-- TASK DATA --
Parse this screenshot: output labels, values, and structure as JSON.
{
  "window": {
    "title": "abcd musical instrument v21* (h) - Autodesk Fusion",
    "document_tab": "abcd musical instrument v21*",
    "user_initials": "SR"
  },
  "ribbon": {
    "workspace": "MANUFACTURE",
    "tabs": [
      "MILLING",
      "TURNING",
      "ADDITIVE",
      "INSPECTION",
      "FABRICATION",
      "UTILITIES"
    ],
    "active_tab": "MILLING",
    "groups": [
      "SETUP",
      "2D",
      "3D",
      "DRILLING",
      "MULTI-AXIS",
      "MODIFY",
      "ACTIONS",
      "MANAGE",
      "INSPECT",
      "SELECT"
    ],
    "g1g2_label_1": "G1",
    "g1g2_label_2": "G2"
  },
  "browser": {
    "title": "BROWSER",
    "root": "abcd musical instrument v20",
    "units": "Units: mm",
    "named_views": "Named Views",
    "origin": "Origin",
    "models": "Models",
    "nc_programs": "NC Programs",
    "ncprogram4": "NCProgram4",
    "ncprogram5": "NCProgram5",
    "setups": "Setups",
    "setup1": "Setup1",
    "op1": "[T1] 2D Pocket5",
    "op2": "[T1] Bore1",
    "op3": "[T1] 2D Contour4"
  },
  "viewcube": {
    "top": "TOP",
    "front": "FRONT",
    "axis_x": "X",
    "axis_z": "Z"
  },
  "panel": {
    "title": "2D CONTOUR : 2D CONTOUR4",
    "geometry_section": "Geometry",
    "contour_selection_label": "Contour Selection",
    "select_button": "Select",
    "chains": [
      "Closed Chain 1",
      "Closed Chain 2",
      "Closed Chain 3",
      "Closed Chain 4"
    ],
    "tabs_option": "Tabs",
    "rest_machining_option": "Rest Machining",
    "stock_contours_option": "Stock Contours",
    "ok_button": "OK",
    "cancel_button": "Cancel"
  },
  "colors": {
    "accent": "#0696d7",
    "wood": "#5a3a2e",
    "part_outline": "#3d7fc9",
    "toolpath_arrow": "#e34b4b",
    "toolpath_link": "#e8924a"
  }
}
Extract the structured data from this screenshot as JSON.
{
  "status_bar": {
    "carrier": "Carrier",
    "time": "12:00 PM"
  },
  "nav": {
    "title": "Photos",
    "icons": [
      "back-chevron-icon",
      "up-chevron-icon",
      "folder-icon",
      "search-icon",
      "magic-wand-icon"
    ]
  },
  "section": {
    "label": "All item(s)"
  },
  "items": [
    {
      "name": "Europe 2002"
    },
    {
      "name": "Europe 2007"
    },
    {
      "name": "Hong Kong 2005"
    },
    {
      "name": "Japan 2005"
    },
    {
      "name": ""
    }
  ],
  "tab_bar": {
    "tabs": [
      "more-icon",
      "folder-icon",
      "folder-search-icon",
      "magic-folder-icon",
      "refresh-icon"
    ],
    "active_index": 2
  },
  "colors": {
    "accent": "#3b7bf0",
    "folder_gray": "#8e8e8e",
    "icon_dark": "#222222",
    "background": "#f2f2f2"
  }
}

-- GOAL OF THE EXERCISE --
Select and copy every line of the listing with the word "instrument".

-- WRITTEN ANSWER --
    "title": "abcd musical instrument v21* (h) - Autodesk Fusion",
    "document_tab": "abcd musical instrument v21*",
    "root": "abcd musical instrument v20",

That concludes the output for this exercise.